[EXERCISE DESCRIPTION] Listed below are entries; give the number of lines among them that include "الحمار", and only that number.

[RAW RECORDS]
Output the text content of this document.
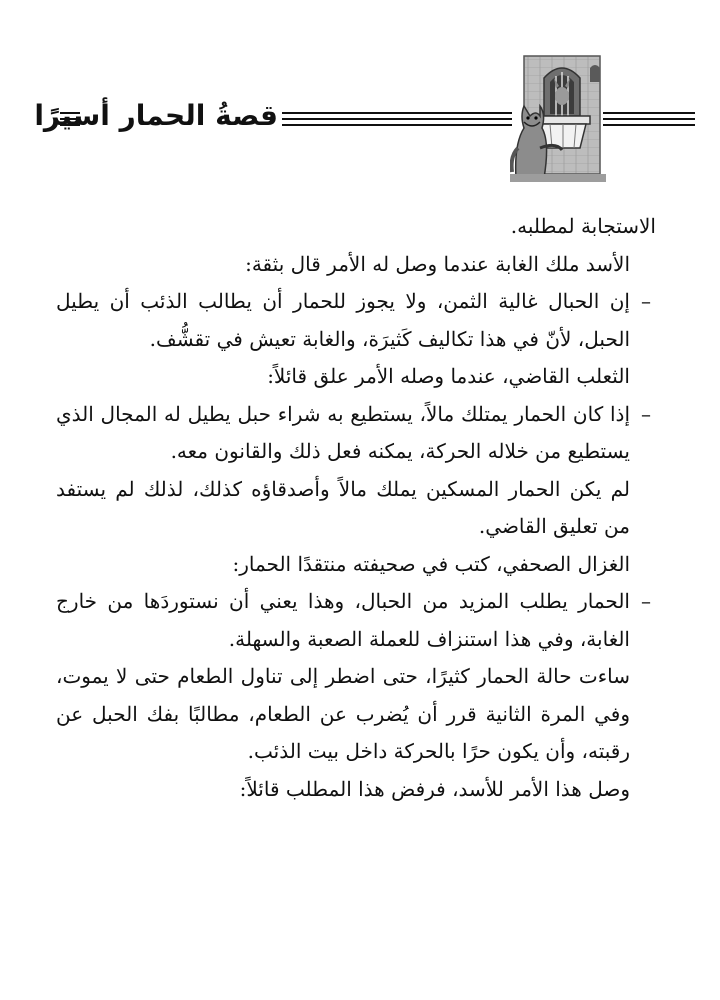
قصةُ الحمار أسيرًا

الاستجابة لمطلبه.

الأسد ملك الغابة عندما وصل له الأمر قال بثقة:

–
إن الحبال غالية الثمن، ولا يجوز للحمار أن يطالب الذئب أن يطيل الحبل، لأنّ في هذا تكاليف كَثيرَة، والغابة تعيش في تقشُّف.

الثعلب القاضي، عندما وصله الأمر علق قائلاً:

–
إذا كان الحمار يمتلك مالاً، يستطيع به شراء حبل يطيل له المجال الذي يستطيع من خلاله الحركة، يمكنه فعل ذلك والقانون معه.

لم يكن الحمار المسكين يملك مالاً وأصدقاؤه كذلك، لذلك لم يستفد من تعليق القاضي.

الغزال الصحفي، كتب في صحيفته منتقدًا الحمار:

–
الحمار يطلب المزيد من الحبال، وهذا يعني أن نستوردَها من خارج الغابة، وفي هذا استنزاف للعملة الصعبة والسهلة.

ساءت حالة الحمار كثيرًا، حتى اضطر إلى تناول الطعام حتى لا يموت، وفي المرة الثانية قرر أن يُضرب عن الطعام، مطالبًا بفك الحبل عن رقبته، وأن يكون حرًا بالحركة داخل بيت الذئب.

وصل هذا الأمر للأسد، فرفض هذا المطلب قائلاً:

[RESULT OF THE EXERCISE] 6